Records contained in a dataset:
:::::

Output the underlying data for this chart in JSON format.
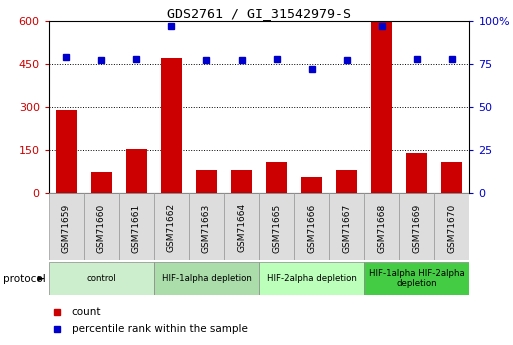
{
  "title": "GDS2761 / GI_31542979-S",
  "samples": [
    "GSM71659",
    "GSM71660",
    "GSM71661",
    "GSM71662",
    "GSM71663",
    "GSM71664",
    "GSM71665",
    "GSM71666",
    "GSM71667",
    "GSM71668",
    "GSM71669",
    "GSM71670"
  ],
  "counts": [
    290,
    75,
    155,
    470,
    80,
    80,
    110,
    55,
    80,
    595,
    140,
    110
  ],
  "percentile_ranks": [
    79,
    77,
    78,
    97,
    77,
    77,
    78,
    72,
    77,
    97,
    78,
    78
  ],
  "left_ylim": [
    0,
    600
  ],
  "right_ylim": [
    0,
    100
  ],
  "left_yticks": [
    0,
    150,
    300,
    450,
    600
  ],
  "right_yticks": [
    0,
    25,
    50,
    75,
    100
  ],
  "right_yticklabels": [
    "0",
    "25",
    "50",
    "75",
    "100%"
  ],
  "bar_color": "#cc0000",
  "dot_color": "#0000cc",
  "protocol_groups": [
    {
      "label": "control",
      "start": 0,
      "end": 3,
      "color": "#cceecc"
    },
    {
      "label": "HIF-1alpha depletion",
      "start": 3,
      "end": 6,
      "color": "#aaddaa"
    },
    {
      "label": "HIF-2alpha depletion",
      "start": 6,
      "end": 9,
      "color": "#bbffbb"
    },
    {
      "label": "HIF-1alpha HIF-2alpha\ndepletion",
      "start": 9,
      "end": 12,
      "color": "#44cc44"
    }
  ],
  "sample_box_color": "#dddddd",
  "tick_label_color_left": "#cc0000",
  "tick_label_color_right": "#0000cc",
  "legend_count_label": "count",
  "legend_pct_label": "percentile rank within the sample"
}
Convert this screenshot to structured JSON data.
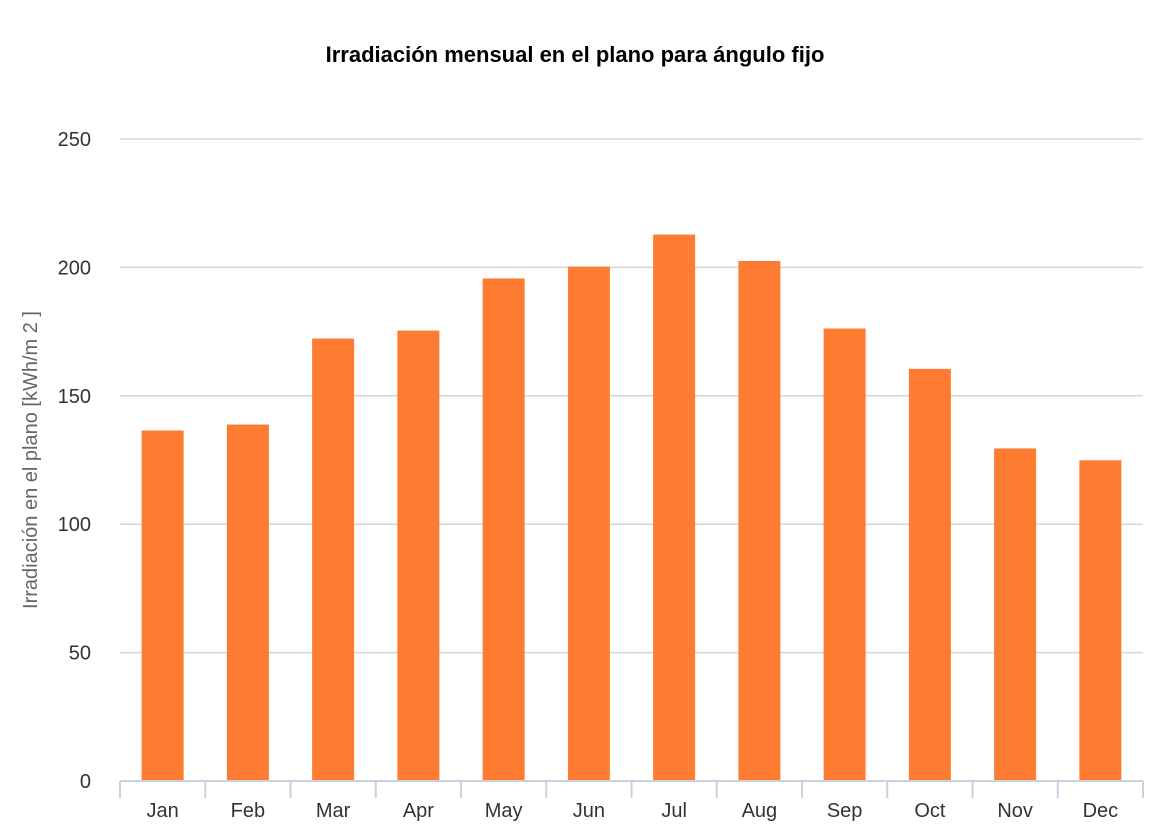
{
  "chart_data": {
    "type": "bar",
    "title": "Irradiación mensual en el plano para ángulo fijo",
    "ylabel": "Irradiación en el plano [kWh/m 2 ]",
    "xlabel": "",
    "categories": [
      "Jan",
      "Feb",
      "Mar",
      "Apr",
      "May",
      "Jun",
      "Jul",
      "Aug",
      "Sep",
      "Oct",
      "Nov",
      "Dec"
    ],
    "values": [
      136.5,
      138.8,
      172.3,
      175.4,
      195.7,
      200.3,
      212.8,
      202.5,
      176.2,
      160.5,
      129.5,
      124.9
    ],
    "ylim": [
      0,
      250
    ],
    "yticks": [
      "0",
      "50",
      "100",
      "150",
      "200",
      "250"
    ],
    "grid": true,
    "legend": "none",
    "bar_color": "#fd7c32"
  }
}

:::::

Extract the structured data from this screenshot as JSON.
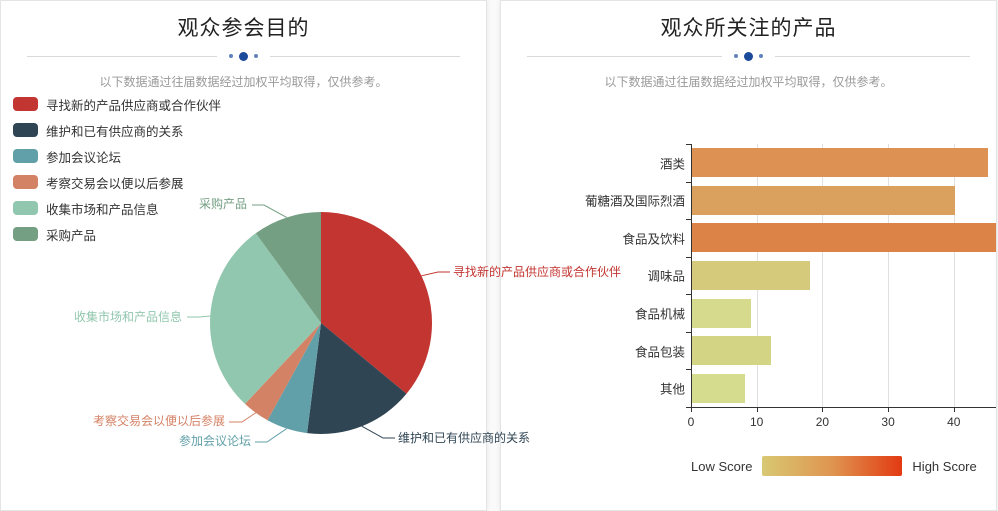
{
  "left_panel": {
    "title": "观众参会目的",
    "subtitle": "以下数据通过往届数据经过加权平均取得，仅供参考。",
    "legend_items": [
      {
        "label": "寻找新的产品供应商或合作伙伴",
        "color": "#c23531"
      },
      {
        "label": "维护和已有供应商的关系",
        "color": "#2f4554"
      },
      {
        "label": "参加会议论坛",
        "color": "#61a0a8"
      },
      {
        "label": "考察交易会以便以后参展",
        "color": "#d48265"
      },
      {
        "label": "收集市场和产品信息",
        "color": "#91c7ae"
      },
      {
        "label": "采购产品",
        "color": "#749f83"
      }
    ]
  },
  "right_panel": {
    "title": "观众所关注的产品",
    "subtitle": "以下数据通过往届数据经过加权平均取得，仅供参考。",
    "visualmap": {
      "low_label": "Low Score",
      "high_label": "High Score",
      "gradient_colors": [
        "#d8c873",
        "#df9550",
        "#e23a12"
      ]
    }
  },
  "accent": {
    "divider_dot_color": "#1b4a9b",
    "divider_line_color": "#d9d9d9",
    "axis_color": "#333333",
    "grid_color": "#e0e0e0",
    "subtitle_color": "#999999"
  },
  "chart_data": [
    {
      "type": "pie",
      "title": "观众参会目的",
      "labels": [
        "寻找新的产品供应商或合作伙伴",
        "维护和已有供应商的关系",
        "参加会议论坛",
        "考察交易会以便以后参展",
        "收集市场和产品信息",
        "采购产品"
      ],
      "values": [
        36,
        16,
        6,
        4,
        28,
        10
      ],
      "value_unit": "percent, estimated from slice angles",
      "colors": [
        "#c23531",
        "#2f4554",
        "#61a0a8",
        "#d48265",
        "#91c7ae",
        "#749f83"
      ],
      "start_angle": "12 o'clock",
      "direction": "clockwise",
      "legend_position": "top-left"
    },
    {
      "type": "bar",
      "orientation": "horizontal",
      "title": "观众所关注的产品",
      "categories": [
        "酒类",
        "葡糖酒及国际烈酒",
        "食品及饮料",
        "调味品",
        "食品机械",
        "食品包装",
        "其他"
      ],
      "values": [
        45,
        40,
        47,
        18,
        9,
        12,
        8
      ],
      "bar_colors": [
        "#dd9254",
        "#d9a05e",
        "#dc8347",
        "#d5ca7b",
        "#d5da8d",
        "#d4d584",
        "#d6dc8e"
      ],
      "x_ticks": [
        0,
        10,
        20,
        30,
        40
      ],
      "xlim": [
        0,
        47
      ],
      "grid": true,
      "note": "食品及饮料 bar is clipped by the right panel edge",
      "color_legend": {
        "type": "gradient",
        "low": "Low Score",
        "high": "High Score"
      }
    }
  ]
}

:::::

Your objective: Isolate the lines that hold the word "High" and copy all of them.

Response:
      "high_label": "High Score",
        "high": "High Score"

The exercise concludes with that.